> **Data items**
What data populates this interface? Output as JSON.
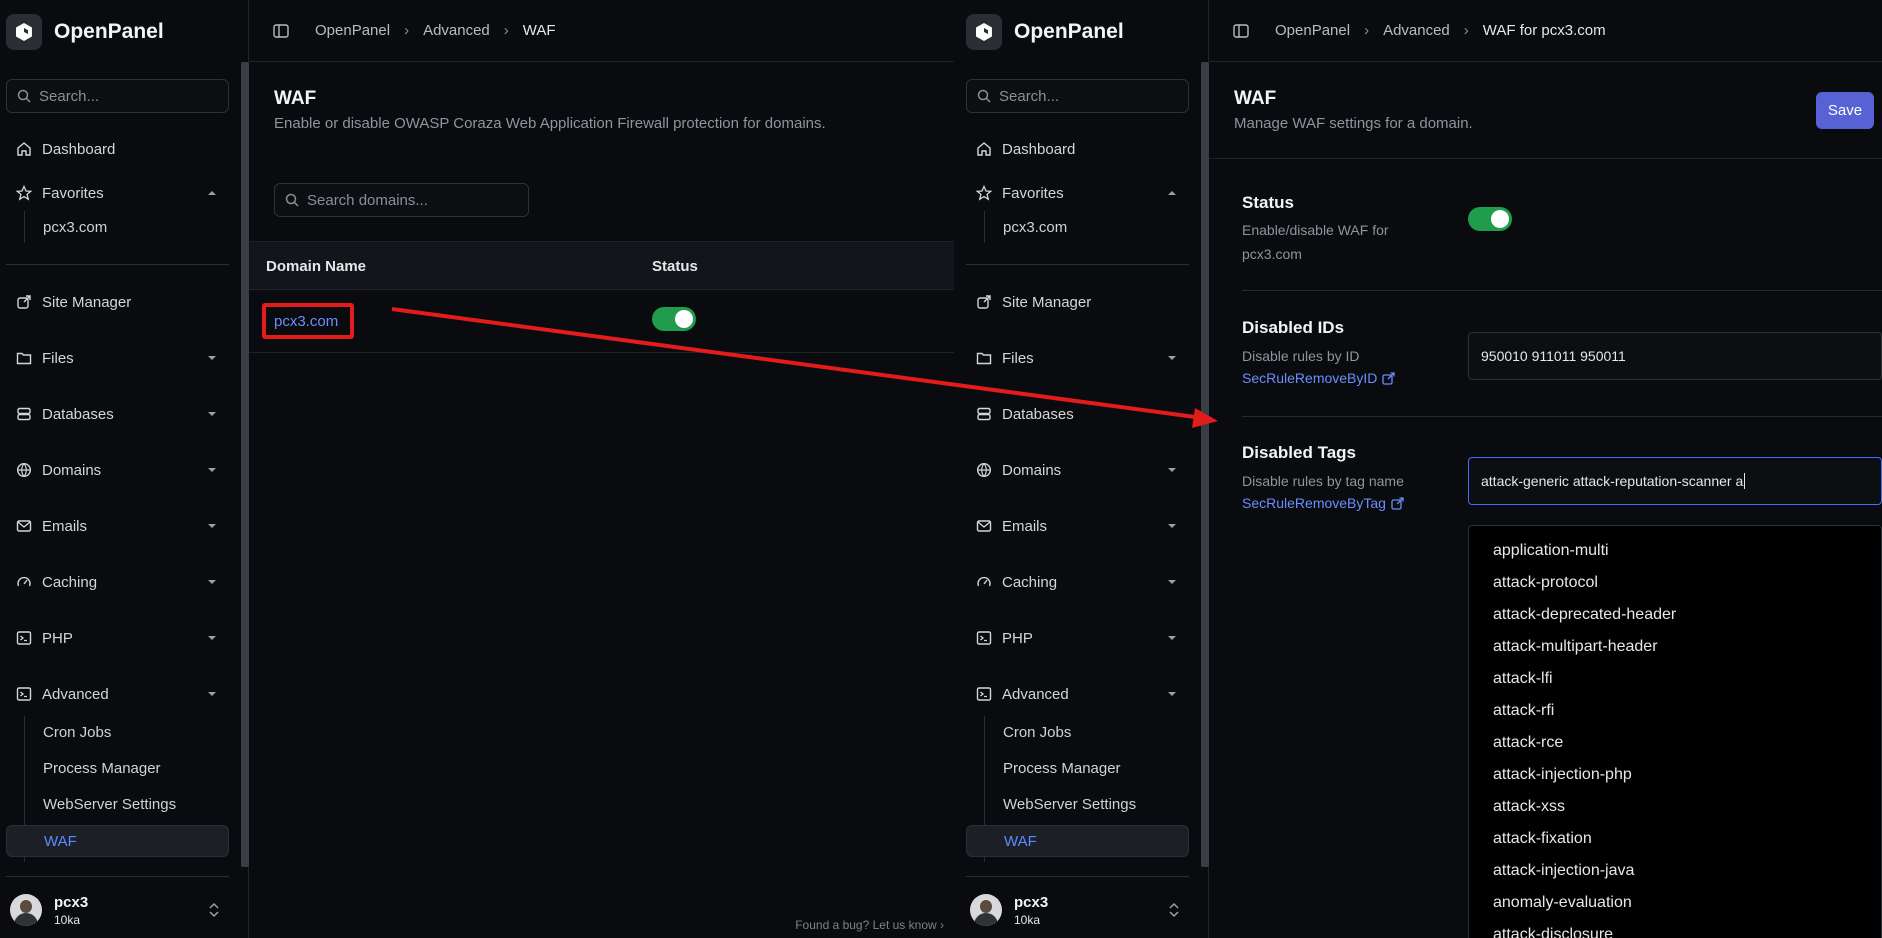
{
  "app": {
    "name": "OpenPanel"
  },
  "sidebar": {
    "search_placeholder": "Search...",
    "dashboard": "Dashboard",
    "favorites": "Favorites",
    "favorite_item": "pcx3.com",
    "site_manager": "Site Manager",
    "files": "Files",
    "databases": "Databases",
    "domains": "Domains",
    "emails": "Emails",
    "caching": "Caching",
    "php": "PHP",
    "advanced": "Advanced",
    "advanced_items": [
      "Cron Jobs",
      "Process Manager",
      "WebServer Settings",
      "WAF"
    ],
    "user": {
      "name": "pcx3",
      "sub": "10ka"
    }
  },
  "left": {
    "breadcrumb": [
      "OpenPanel",
      "Advanced",
      "WAF"
    ],
    "title": "WAF",
    "subtitle": "Enable or disable OWASP Coraza Web Application Firewall protection for domains.",
    "search_placeholder": "Search domains...",
    "table": {
      "headers": [
        "Domain Name",
        "Status"
      ],
      "rows": [
        {
          "domain": "pcx3.com",
          "status": "on"
        }
      ]
    },
    "footer": "Found a bug? Let us know"
  },
  "right": {
    "breadcrumb": [
      "OpenPanel",
      "Advanced",
      "WAF for pcx3.com"
    ],
    "title": "WAF",
    "subtitle": "Manage WAF settings for a domain.",
    "save_label": "Save",
    "status": {
      "title": "Status",
      "desc": "Enable/disable WAF for pcx3.com",
      "enabled": true
    },
    "disabled_ids": {
      "title": "Disabled IDs",
      "desc": "Disable rules by ID",
      "link": "SecRuleRemoveByID",
      "value": "950010 911011 950011"
    },
    "disabled_tags": {
      "title": "Disabled Tags",
      "desc": "Disable rules by tag name",
      "link": "SecRuleRemoveByTag",
      "value": "attack-generic attack-reputation-scanner a"
    },
    "suggestions": [
      "application-multi",
      "attack-protocol",
      "attack-deprecated-header",
      "attack-multipart-header",
      "attack-lfi",
      "attack-rfi",
      "attack-rce",
      "attack-injection-php",
      "attack-xss",
      "attack-fixation",
      "attack-injection-java",
      "anomaly-evaluation",
      "attack-disclosure"
    ]
  },
  "colors": {
    "accent": "#5762d5",
    "link": "#6b8dff",
    "toggle_on": "#1f9d4d",
    "highlight": "#e21b1b"
  }
}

> **Direction**
Identify the lines above that contain the word "injection", then copy them.

> **Response for this exercise**
      "attack-injection-php",
      "attack-injection-java",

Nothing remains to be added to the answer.